— Objective —
Copy the lines of the listing below without changes, everything from the line containing "panel-title: MRPC xyxy=(469,171,549,200)" down to the line containing "data-point xyxy=(1253,33,1265,45)".
----------------
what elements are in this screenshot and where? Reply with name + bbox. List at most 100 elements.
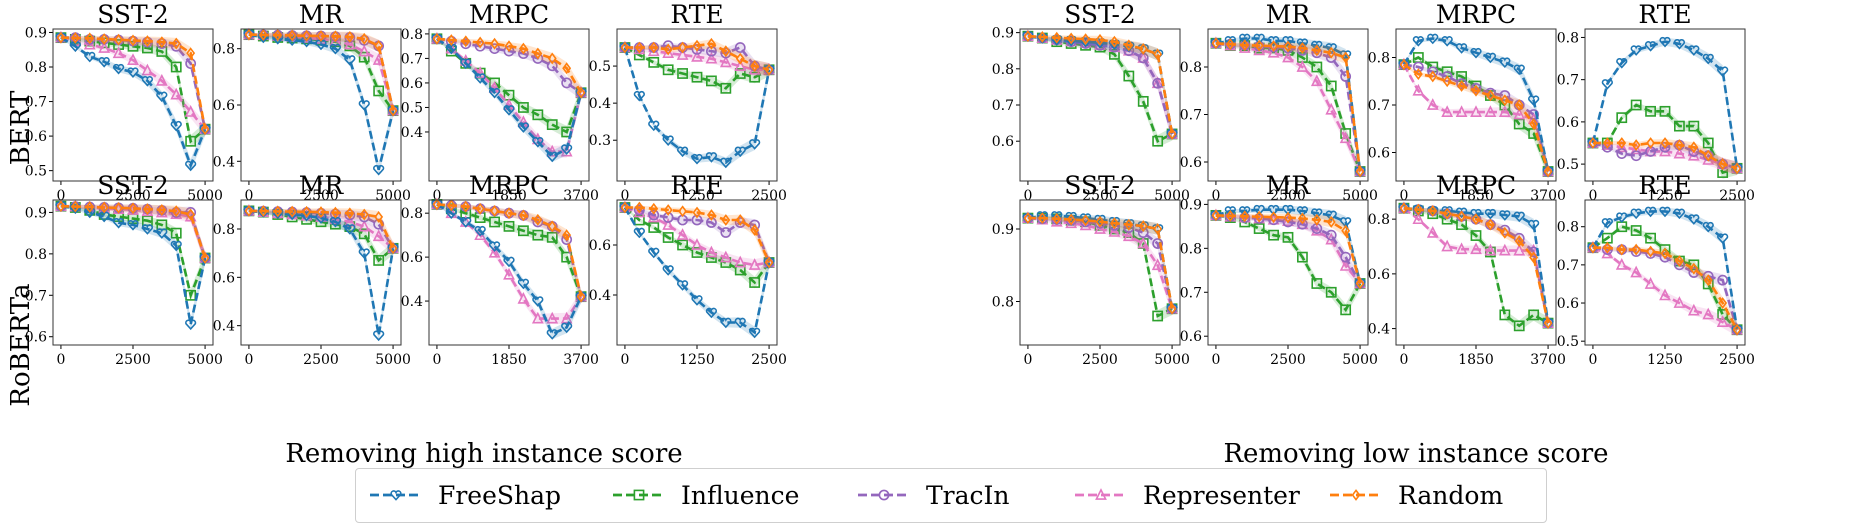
panel-title: MRPC xyxy=(469,171,549,200)
data-point xyxy=(619,202,631,214)
data-point xyxy=(1152,135,1164,147)
data-point xyxy=(1312,44,1322,57)
panel-title: RTE xyxy=(1638,171,1691,200)
data-point xyxy=(1673,146,1686,159)
data-point xyxy=(1065,216,1078,229)
data-point xyxy=(721,214,731,226)
data-point xyxy=(1108,225,1121,237)
legend-item-influence: Influence xyxy=(611,469,799,521)
data-point xyxy=(649,202,659,215)
data-point xyxy=(127,67,139,78)
series-band xyxy=(624,206,770,289)
data-point xyxy=(1326,46,1336,59)
data-point xyxy=(503,105,515,116)
data-point xyxy=(1081,33,1091,46)
data-point xyxy=(676,146,689,158)
data-point xyxy=(1355,277,1365,290)
data-point xyxy=(1413,203,1423,216)
data-point xyxy=(70,200,80,213)
data-point xyxy=(1513,320,1525,332)
panel-frame xyxy=(428,199,590,346)
data-point xyxy=(302,205,312,218)
data-point xyxy=(678,41,688,54)
x-tick-label: 0 xyxy=(1023,352,1032,368)
series-line xyxy=(1215,42,1362,172)
data-point xyxy=(1528,309,1540,321)
data-point xyxy=(1022,213,1034,224)
panel-title: MR xyxy=(1266,171,1312,200)
data-point xyxy=(1398,59,1410,71)
data-point xyxy=(244,28,254,41)
panel-high-roberta-sst-2: SST-2 0 2500 5000 0.6 0.7 0.8 0.9 xyxy=(25,171,223,368)
panel-title: RTE xyxy=(670,171,723,200)
y-tick-label: 0.5 xyxy=(1557,334,1579,350)
data-point xyxy=(1297,42,1307,54)
y-tick-label: 0.6 xyxy=(1180,155,1202,171)
data-point xyxy=(141,63,154,76)
data-point xyxy=(1325,43,1337,54)
data-point xyxy=(70,32,80,44)
x-tick-label: 5000 xyxy=(187,188,223,204)
data-point xyxy=(734,317,746,329)
data-point xyxy=(1282,50,1294,63)
data-point xyxy=(648,247,660,259)
data-point xyxy=(98,41,111,53)
y-tick-label: 0.7 xyxy=(25,95,47,111)
data-point xyxy=(546,311,559,324)
data-point xyxy=(1630,225,1642,236)
series-band xyxy=(248,33,394,176)
series-line xyxy=(1403,206,1550,324)
data-point xyxy=(343,37,356,50)
group-label-high: Removing high instance score xyxy=(285,439,682,469)
panel-frame xyxy=(1019,199,1181,346)
data-point xyxy=(750,224,760,236)
series-line xyxy=(624,206,771,264)
y-tick-label: 0.8 xyxy=(1557,30,1579,46)
data-point xyxy=(517,291,530,304)
panel-high-roberta-mrpc: MRPC 0 1850 3700 0.4 0.6 0.8 xyxy=(401,171,599,368)
data-point xyxy=(1253,33,1265,45)
data-point xyxy=(1022,31,1034,43)
data-point xyxy=(330,206,340,219)
data-point xyxy=(562,229,572,242)
data-point xyxy=(55,201,67,213)
series-random xyxy=(1399,58,1553,179)
data-point xyxy=(691,49,703,62)
data-point xyxy=(156,91,168,103)
data-point xyxy=(170,240,182,252)
data-point xyxy=(1066,32,1076,45)
data-point xyxy=(431,34,443,45)
data-point xyxy=(1630,208,1642,220)
data-point xyxy=(171,37,181,50)
series-line xyxy=(1027,216,1174,309)
series-band xyxy=(1027,216,1173,322)
x-tick-label: 2500 xyxy=(115,352,151,368)
data-point xyxy=(186,47,196,60)
data-point xyxy=(1094,222,1106,234)
data-point xyxy=(1283,40,1293,53)
data-point xyxy=(85,32,95,45)
data-point xyxy=(1137,236,1150,249)
data-point xyxy=(1673,38,1686,50)
series-band xyxy=(436,37,582,163)
series-random xyxy=(620,37,774,77)
y-tick-label: 0.7 xyxy=(25,288,47,304)
series-band xyxy=(60,204,206,331)
data-point xyxy=(1109,35,1119,48)
data-point xyxy=(1529,251,1539,264)
data-point xyxy=(503,220,515,232)
data-point xyxy=(184,105,197,117)
x-tick-label: 5000 xyxy=(375,352,411,368)
data-point xyxy=(358,248,370,259)
data-point xyxy=(533,47,543,60)
data-point xyxy=(286,35,298,47)
data-point xyxy=(1688,214,1700,225)
x-tick-label: 1850 xyxy=(491,352,527,368)
data-point xyxy=(1311,47,1323,59)
data-point xyxy=(620,41,630,54)
data-point xyxy=(662,46,675,58)
data-point xyxy=(1689,262,1699,275)
data-point xyxy=(1457,210,1467,223)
----------------
— Reply to the exercise —
panel-title: MRPC xyxy=(469,171,549,200)
data-point xyxy=(619,202,631,214)
data-point xyxy=(1152,135,1164,147)
data-point xyxy=(1312,44,1322,57)
panel-title: RTE xyxy=(1638,171,1691,200)
data-point xyxy=(1673,146,1686,159)
data-point xyxy=(1065,216,1078,229)
data-point xyxy=(721,214,731,226)
data-point xyxy=(1108,225,1121,237)
legend-item-influence: Influence xyxy=(611,469,799,521)
data-point xyxy=(649,202,659,215)
data-point xyxy=(127,67,139,78)
series-band xyxy=(624,206,770,289)
data-point xyxy=(1326,46,1336,59)
data-point xyxy=(503,105,515,116)
data-point xyxy=(1081,33,1091,46)
data-point xyxy=(676,146,689,158)
data-point xyxy=(1355,277,1365,290)
data-point xyxy=(1413,203,1423,216)
data-point xyxy=(70,200,80,213)
data-point xyxy=(1513,320,1525,332)
panel-frame xyxy=(428,199,590,346)
data-point xyxy=(302,205,312,218)
data-point xyxy=(678,41,688,54)
x-tick-label: 0 xyxy=(1023,352,1032,368)
series-line xyxy=(1215,42,1362,172)
data-point xyxy=(1528,309,1540,321)
data-point xyxy=(1022,213,1034,224)
panel-title: MR xyxy=(1266,171,1312,200)
data-point xyxy=(1398,59,1410,71)
data-point xyxy=(244,28,254,41)
panel-high-roberta-sst-2: SST-2 0 2500 5000 0.6 0.7 0.8 0.9 xyxy=(25,171,223,368)
panel-title: RTE xyxy=(670,171,723,200)
y-tick-label: 0.5 xyxy=(1557,334,1579,350)
data-point xyxy=(1297,42,1307,54)
y-tick-label: 0.6 xyxy=(1180,155,1202,171)
data-point xyxy=(141,63,154,76)
data-point xyxy=(1325,43,1337,54)
data-point xyxy=(70,32,80,44)
x-tick-label: 5000 xyxy=(187,188,223,204)
data-point xyxy=(734,317,746,329)
data-point xyxy=(1282,50,1294,63)
data-point xyxy=(648,247,660,259)
data-point xyxy=(98,41,111,53)
y-tick-label: 0.7 xyxy=(25,95,47,111)
data-point xyxy=(546,311,559,324)
data-point xyxy=(1630,225,1642,236)
series-band xyxy=(248,33,394,176)
series-line xyxy=(1403,206,1550,324)
data-point xyxy=(343,37,356,50)
group-label-high: Removing high instance score xyxy=(285,439,682,469)
panel-frame xyxy=(1019,199,1181,346)
data-point xyxy=(750,224,760,236)
series-line xyxy=(624,206,771,264)
y-tick-label: 0.8 xyxy=(1557,30,1579,46)
data-point xyxy=(517,291,530,304)
panel-high-roberta-mrpc: MRPC 0 1850 3700 0.4 0.6 0.8 xyxy=(401,171,599,368)
data-point xyxy=(1253,33,1265,45)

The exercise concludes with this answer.